++++ Data for this exercise ++++

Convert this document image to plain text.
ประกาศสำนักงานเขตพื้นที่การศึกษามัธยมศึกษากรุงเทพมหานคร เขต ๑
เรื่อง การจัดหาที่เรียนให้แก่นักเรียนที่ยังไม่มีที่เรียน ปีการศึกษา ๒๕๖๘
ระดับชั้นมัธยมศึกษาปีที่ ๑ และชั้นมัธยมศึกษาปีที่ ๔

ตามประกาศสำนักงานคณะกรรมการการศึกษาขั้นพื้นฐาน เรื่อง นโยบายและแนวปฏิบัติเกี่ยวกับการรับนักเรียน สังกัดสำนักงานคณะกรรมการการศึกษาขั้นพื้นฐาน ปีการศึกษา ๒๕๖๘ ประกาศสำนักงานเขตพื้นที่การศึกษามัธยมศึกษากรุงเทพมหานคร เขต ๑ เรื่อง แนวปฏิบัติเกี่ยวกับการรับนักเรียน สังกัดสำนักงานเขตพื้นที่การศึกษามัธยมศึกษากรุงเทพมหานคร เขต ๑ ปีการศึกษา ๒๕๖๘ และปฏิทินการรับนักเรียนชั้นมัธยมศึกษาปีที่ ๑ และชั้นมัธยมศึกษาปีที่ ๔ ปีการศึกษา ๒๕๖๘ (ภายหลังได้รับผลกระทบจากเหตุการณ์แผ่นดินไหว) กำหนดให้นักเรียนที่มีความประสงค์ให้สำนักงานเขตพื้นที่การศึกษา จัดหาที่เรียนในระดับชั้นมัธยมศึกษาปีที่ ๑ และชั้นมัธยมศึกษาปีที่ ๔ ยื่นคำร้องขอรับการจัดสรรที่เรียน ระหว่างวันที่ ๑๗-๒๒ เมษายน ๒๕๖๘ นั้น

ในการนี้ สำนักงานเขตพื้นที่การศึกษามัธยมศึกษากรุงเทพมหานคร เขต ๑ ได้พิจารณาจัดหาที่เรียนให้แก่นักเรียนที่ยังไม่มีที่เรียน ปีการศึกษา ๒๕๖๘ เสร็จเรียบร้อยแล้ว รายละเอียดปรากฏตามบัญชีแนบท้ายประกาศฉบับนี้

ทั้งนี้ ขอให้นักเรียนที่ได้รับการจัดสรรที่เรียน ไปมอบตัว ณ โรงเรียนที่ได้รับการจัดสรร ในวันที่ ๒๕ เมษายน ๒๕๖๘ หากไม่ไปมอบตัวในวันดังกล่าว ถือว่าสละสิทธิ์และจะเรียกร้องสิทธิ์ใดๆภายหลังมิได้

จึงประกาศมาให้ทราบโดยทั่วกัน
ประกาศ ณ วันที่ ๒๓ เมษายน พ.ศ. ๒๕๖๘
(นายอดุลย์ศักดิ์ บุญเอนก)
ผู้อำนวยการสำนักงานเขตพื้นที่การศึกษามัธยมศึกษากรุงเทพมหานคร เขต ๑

++++

*Task objective*
Pull out each line of the records holding the string "ยนให".

*Solution to this task*
เรื่อง การจัดหาที่เรียนให้แก่นักเรียนที่ยังไม่มีที่เรียน ปีการศึกษา ๒๕๖๘
ในการนี้ สำนักงานเขตพื้นที่การศึกษามัธยมศึกษากรุงเทพมหานคร เขต ๑ ได้พิจารณาจัดหาที่เรียนให้แก่นักเรียนที่ยังไม่มีที่เรียน ปีการศึกษา ๒๕๖๘ เสร็จเรียบร้อยแล้ว รายละเอียดปรากฏตามบัญชีแนบท้ายประกาศฉบับนี้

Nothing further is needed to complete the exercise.